## WRITTEN EXERCISE
Retype the listing that follows, word for word.

## INPUT DATA
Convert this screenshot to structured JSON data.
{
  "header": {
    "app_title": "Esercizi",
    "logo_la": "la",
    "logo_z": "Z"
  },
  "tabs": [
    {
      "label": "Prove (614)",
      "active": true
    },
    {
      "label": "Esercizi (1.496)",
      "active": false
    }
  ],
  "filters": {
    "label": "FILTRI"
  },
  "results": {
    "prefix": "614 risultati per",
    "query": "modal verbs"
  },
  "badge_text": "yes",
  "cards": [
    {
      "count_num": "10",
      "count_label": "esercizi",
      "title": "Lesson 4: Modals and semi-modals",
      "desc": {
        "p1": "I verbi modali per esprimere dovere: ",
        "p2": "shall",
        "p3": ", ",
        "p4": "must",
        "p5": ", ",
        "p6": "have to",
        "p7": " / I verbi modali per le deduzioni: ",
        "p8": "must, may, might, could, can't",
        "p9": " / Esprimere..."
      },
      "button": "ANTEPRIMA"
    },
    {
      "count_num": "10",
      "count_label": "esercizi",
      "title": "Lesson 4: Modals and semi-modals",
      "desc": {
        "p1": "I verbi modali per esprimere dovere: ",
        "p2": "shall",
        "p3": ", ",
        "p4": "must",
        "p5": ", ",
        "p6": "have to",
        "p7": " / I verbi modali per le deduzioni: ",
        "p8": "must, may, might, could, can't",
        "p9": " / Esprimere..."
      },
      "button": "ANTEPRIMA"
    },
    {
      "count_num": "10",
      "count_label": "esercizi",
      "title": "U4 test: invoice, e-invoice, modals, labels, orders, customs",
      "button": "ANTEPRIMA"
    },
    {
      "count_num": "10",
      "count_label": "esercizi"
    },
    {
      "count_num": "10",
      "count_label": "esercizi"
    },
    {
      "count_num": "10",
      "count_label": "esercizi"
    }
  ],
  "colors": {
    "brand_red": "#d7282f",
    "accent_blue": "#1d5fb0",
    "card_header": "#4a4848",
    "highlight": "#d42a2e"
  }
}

## CORRECT RESPONSE
Convert this screenshot to structured JSON data.
{
  "header": {
    "app_title": "Esercizi",
    "logo_la": "la",
    "logo_z": "Z"
  },
  "tabs": [
    {
      "label": "Prove (614)",
      "active": true
    },
    {
      "label": "Esercizi (1.496)",
      "active": false
    }
  ],
  "filters": {
    "label": "FILTRI"
  },
  "results": {
    "prefix": "614 risultati per",
    "query": "modal verbs"
  },
  "badge_text": "yes",
  "cards": [
    {
      "count_num": "10",
      "count_label": "esercizi",
      "title": "Lesson 4: Modals and semi-modals",
      "desc": {
        "p1": "I verbi modali per esprimere dovere: ",
        "p2": "shall",
        "p3": ", ",
        "p4": "must",
        "p5": ", ",
        "p6": "have to",
        "p7": " / I verbi modali per le deduzioni: ",
        "p8": "must, may, might, could, can't",
        "p9": " / Esprimere..."
      },
      "button": "ANTEPRIMA"
    },
    {
      "count_num": "10",
      "count_label": "esercizi",
      "title": "Lesson 4: Modals and semi-modals",
      "desc": {
        "p1": "I verbi modali per esprimere dovere: ",
        "p2": "shall",
        "p3": ", ",
        "p4": "must",
        "p5": ", ",
        "p6": "have to",
        "p7": " / I verbi modali per le deduzioni: ",
        "p8": "must, may, might, could, can't",
        "p9": " / Esprimere..."
      },
      "button": "ANTEPRIMA"
    },
    {
      "count_num": "10",
      "count_label": "esercizi",
      "title": "U4 test: invoice, e-invoice, modals, labels, orders, customs",
      "button": "ANTEPRIMA"
    },
    {
      "count_num": "10",
      "count_label": "esercizi"
    },
    {
      "count_num": "10",
      "count_label": "esercizi"
    },
    {
      "count_num": "10",
      "count_label": "esercizi"
    }
  ],
  "colors": {
    "brand_red": "#d7282f",
    "accent_blue": "#1d5fb0",
    "card_header": "#4a4848",
    "highlight": "#d42a2e"
  }
}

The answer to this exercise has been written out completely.